Written request
Report only how many lines hold the word "лепестки".

### Data for this exercise

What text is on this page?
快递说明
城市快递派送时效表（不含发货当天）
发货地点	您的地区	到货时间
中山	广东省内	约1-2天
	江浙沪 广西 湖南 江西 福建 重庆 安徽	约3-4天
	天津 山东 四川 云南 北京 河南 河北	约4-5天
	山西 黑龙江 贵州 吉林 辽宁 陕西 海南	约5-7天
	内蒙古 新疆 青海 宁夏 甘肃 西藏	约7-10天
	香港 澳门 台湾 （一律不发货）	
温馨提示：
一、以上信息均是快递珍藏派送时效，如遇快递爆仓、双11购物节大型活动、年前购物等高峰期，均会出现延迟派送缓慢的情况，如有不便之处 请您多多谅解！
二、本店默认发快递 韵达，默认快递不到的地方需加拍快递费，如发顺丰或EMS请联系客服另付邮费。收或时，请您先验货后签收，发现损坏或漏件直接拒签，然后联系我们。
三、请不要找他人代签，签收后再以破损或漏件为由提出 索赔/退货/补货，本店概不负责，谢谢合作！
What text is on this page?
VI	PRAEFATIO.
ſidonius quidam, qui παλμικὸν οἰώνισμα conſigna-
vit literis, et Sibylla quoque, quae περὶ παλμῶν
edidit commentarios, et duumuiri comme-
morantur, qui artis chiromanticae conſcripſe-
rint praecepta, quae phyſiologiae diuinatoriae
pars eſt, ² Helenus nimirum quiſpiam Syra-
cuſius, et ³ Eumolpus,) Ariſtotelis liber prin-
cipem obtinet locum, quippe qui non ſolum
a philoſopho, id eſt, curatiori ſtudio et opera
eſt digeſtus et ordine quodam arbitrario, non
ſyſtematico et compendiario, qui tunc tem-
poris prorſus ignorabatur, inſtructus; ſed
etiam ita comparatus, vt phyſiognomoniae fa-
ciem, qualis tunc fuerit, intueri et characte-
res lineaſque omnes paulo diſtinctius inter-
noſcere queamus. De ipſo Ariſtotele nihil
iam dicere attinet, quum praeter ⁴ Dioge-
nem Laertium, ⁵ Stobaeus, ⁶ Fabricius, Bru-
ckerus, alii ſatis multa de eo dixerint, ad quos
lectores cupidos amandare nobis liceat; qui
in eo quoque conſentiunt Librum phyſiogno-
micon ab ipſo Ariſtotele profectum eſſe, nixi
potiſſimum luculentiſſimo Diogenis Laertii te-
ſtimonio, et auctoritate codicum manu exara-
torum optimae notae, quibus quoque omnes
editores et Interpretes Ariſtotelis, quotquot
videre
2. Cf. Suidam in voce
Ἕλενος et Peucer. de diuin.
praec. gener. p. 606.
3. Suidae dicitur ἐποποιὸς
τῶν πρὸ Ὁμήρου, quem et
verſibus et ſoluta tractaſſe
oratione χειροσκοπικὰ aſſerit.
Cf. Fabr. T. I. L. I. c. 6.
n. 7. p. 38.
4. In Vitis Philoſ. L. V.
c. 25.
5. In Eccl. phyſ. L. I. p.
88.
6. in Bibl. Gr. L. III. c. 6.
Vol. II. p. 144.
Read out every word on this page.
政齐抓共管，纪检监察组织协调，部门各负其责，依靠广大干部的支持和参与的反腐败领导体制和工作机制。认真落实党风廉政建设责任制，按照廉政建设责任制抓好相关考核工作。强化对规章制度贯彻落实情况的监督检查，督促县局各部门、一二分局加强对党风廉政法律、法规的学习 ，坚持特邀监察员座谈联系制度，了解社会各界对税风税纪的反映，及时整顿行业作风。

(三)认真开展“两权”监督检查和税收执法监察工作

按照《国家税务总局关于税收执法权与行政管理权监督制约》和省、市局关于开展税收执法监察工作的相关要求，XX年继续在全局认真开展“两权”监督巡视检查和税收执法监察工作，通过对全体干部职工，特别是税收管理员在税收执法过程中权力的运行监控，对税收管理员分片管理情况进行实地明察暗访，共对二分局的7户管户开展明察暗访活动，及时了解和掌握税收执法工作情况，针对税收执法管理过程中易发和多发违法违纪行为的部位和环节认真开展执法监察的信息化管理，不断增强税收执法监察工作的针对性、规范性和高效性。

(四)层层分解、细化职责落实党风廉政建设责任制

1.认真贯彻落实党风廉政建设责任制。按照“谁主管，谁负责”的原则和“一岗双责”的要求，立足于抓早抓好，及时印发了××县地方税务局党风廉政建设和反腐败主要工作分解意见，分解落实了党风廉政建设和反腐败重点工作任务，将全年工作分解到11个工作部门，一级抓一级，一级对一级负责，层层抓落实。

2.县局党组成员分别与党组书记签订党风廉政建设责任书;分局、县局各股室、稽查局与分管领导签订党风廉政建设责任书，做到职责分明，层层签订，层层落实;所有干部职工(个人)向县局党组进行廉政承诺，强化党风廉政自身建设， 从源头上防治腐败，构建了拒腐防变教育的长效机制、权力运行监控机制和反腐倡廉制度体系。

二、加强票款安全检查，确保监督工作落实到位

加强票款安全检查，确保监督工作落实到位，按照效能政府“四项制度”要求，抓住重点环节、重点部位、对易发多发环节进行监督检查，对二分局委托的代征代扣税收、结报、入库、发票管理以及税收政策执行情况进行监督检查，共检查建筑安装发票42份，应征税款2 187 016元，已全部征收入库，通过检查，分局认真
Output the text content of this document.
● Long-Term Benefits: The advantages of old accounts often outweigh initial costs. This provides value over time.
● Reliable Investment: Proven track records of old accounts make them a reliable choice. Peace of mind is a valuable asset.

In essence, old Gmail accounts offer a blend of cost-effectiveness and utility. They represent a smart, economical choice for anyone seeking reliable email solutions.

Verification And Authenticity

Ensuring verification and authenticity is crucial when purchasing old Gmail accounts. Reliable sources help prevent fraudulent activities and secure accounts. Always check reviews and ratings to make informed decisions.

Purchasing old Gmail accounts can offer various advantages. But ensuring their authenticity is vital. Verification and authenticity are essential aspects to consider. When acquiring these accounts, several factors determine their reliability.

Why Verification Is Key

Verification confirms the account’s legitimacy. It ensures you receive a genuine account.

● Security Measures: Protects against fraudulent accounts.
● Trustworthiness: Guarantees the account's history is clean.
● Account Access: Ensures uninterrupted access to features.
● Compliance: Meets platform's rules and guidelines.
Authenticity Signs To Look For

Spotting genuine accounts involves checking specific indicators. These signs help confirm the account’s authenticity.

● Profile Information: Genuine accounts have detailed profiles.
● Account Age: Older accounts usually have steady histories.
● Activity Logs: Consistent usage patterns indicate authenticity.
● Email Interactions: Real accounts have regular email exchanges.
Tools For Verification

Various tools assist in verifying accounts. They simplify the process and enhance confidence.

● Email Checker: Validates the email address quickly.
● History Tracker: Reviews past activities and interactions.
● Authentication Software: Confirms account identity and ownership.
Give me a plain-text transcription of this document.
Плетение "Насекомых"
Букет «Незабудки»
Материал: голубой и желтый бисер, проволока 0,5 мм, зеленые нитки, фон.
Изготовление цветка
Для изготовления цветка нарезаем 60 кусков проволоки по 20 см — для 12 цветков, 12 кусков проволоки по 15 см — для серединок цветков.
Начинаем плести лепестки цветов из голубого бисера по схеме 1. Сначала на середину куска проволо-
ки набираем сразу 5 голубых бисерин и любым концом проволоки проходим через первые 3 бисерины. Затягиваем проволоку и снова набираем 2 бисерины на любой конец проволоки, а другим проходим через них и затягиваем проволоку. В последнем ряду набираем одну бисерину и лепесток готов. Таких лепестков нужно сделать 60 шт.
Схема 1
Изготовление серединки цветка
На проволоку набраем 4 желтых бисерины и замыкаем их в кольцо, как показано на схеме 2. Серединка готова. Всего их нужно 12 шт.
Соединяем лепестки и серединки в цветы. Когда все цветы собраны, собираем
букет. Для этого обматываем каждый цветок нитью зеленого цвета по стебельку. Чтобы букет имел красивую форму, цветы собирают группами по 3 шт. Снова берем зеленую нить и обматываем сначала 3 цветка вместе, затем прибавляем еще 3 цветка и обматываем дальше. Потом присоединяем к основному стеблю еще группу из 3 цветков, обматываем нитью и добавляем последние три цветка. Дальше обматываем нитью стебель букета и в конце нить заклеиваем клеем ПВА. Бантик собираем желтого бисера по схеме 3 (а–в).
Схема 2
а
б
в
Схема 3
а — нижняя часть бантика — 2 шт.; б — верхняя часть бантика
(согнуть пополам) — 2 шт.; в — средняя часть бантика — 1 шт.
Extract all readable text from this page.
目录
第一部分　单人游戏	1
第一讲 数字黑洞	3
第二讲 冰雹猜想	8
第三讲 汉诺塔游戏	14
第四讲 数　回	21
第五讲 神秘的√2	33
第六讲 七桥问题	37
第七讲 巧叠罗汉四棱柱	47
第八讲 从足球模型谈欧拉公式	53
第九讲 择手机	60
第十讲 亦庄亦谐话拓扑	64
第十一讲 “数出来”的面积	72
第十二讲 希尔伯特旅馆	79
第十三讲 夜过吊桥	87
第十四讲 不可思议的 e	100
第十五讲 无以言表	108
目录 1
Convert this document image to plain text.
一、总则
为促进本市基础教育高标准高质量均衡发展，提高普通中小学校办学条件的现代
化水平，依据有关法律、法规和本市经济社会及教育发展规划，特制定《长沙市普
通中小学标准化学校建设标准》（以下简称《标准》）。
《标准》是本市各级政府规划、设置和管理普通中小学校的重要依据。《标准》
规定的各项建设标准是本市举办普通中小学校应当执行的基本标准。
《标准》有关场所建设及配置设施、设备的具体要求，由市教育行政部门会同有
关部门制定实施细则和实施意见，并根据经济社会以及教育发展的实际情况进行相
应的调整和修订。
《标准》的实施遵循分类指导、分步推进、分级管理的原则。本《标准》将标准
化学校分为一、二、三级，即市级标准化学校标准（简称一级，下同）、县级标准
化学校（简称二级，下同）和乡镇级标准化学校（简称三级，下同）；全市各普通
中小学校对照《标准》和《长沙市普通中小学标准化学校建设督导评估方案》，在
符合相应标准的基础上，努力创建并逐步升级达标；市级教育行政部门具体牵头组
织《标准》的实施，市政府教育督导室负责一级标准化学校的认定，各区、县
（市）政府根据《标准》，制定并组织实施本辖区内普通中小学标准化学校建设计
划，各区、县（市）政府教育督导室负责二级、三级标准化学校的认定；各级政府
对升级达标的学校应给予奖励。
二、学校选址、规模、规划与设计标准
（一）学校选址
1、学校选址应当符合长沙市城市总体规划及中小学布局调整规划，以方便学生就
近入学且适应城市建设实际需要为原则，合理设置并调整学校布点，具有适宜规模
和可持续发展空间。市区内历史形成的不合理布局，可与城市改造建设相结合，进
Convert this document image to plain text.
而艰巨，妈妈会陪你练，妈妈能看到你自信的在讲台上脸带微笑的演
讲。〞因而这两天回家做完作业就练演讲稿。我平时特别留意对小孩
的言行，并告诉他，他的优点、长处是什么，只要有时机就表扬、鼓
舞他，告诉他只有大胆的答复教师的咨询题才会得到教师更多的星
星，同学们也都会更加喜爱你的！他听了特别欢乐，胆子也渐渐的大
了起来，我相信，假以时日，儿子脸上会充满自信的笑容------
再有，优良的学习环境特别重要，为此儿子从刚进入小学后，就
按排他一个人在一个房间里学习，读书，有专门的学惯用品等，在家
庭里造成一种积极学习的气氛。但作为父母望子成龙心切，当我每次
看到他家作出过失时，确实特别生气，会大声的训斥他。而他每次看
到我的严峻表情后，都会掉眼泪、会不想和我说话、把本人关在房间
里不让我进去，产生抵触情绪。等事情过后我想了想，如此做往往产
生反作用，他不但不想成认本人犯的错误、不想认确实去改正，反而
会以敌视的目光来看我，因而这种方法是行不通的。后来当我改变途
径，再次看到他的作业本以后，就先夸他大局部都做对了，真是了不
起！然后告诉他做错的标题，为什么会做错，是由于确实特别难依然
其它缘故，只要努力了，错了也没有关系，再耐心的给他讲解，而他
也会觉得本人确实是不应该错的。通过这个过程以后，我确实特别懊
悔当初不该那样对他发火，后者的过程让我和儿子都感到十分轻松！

######

Exercise answer
2